▶ [DOCUMENT SECTION]
━━━━━━━━━━━━━━━━━━━━━━━━━━━━━━

14. NO PUBLIC UTILITIES COMMISSION CONTROL. Evans, its employees and
elected or appointed officials, agree neither to assert nor support any statement,policy,petition,rule
making, or legislation attempting to place the Greeley water system under the rate making authority
or jurisdiction of the Colorado Public Utilities Commission by virtue of this intergovernmental
agreement or otherwise.
15. THIS AGREEMENT CONTROLS AND SUPERSEDES PREVIOUS
AGREEMENTS. This agreement shall supersede any and all terms and conditions of water supply
agreements previously existing between Greeley and Evans.
16. TERM. In the interest of reliability and security,this agreement shall be for an initial
term of twenty-five years from the date of its execution. After its initial term,this agreement shall
be automatically renewed for successive ten-year terms, unless terminated as provided below.
17. DEFAULT AND TERMINATION.

━━━━━━━━━━━━━━━━━━━━━━━━━━━━━━

▶ [ENTRIES SUPPLIED]
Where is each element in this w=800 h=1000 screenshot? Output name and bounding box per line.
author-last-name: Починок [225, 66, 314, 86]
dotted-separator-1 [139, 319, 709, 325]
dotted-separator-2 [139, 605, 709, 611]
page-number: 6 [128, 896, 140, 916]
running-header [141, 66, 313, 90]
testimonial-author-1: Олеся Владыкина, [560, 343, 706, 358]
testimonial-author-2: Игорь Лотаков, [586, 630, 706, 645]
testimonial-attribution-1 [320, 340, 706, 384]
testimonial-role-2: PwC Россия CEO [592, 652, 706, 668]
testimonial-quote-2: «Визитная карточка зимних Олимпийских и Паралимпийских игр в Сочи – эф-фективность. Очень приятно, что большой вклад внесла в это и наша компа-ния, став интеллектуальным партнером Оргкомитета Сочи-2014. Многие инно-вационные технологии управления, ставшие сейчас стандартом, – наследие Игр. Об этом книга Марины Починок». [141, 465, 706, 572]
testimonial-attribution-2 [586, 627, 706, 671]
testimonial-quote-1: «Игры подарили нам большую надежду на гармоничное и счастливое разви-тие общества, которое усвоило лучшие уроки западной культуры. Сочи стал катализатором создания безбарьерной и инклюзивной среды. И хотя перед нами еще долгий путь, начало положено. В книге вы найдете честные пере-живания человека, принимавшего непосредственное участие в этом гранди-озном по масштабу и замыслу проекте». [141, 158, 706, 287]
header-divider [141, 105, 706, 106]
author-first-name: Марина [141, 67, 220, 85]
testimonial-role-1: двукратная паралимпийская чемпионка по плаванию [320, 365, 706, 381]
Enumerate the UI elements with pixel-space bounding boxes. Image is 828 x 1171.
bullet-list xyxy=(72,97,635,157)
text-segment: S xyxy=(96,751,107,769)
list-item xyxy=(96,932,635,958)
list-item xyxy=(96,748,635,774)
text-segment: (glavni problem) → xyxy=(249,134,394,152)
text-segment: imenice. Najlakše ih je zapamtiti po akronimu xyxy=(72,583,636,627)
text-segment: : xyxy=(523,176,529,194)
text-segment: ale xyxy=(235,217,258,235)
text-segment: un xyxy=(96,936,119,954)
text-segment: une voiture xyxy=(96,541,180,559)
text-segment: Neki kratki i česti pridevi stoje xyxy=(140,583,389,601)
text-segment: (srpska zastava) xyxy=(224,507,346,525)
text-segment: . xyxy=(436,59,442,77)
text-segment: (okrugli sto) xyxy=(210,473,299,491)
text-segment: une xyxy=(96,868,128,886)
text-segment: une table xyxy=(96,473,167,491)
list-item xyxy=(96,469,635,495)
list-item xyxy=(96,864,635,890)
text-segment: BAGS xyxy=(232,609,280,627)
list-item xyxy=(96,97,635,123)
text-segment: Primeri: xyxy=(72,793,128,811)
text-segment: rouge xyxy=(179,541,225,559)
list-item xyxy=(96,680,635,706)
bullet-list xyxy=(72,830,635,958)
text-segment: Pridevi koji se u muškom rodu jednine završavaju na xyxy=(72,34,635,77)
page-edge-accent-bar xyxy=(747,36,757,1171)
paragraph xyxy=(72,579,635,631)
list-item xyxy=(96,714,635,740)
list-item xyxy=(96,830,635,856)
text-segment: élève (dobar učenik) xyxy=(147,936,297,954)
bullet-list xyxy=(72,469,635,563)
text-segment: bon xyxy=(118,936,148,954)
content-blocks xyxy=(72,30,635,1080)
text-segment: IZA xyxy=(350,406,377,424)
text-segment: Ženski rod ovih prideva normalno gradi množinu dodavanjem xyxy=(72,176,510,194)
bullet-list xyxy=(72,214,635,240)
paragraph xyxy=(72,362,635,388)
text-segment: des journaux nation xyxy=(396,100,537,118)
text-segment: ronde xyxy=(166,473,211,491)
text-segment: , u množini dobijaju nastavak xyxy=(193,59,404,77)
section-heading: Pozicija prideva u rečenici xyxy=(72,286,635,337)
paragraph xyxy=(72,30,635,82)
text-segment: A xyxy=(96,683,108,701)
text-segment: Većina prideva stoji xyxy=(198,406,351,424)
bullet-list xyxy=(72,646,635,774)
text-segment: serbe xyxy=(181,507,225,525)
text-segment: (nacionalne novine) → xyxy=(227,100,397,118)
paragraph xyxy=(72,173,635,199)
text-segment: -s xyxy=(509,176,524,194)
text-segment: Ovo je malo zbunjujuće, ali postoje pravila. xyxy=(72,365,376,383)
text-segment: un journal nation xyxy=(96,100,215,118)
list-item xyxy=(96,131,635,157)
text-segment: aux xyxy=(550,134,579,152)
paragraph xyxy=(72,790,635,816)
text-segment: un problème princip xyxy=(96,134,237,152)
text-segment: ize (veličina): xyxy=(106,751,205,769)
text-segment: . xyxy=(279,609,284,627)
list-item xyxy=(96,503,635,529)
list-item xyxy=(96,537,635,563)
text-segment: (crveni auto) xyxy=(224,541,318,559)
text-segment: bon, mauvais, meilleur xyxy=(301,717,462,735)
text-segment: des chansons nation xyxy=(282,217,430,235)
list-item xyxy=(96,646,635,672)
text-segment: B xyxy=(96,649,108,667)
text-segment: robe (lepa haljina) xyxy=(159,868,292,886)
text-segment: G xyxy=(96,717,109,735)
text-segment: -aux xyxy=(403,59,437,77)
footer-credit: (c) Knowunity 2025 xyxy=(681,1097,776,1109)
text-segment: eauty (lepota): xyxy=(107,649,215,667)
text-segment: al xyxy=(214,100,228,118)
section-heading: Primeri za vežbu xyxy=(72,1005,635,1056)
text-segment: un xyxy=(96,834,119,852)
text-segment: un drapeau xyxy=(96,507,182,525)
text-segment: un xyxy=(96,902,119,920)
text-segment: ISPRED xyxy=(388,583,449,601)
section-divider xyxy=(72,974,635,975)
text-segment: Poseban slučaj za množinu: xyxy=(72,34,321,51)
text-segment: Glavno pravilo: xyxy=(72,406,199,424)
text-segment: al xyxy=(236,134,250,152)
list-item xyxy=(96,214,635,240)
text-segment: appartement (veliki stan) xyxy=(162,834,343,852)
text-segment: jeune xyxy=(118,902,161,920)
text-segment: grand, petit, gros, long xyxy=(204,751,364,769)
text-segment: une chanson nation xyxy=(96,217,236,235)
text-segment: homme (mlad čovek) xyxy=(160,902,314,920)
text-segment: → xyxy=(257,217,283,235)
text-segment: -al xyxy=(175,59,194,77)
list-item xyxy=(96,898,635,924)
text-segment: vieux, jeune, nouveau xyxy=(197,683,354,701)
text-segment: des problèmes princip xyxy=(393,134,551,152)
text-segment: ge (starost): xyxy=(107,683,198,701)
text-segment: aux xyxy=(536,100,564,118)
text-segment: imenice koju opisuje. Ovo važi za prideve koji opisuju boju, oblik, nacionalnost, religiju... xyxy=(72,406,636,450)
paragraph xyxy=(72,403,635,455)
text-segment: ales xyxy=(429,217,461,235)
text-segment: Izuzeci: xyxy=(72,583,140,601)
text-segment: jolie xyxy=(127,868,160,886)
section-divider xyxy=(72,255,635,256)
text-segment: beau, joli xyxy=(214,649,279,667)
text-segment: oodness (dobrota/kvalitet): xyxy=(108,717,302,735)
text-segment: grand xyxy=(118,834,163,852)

━━━━━━━━━━━━━━━━━━━━━━━━━━━━━━

▶ [TO BE DONE]
A) Return everything in the Greeley and Evans water agreement from "14. NO PUBLIC" down to "DEFAULT AND TERMINATION.".
B) In the Greeley and Evans water agreement, how long is the initial term?
C) Extend the Greeley and Evans water agreement from the point where it stops.
The rows are drawn from a separate source.

▶ [ANSWERS PER TASK]
A)
14. NO PUBLIC UTILITIES COMMISSION CONTROL. Evans, its employees and
elected or appointed officials, agree neither to assert nor support any statement,policy,petition,rule
making, or legislation attempting to place the Greeley water system under the rate making authority
or jurisdiction of the Colorado Public Utilities Commission by virtue of this intergovernmental
agreement or otherwise.
15. THIS AGREEMENT CONTROLS AND SUPERSEDES PREVIOUS
AGREEMENTS. This agreement shall supersede any and all terms and conditions of water supply
agreements previously existing between Greeley and Evans.
16. TERM. In the interest of reliability and security,this agreement shall be for an initial
term of twenty-five years from the date of its execution. After its initial term,this agreement shall
be automatically renewed for successive ten-year terms, unless terminated as provided below.
17. DEFAULT AND TERMINATION.

B) Twenty-five years from the date of its execution.

C)
17.1 In the event either party fails to meet the terms and conditions of this agreement,
such failure shall constitute a default of this agreement and the non-defaulting party may give notice
of the perceived default. Notice shall be either to the Evans City Manager or the Greeley City
Manager. Either party may cure any default during the ninety days following the notice. Upon cure
of any default, this agreement shall remain in full force and effect. Upon receipt of notice of
perceived default,the defaulting party may invoke dispute resolution as provided in Paragraph 20.
17.2 If after the cure period above or after mutually agreed extensions, the non-
defaulting party determines the default has not been cured, they may give two years notice of
termination of this agreement. Nothing herein shall limit either party from collecting damages and
amounts due from the other party upon termination of this agreement by default.
17.3 The agreement may be terminated by either party by giving written notice to the other
party at least two years before the end of the agreement term or renewals thereof.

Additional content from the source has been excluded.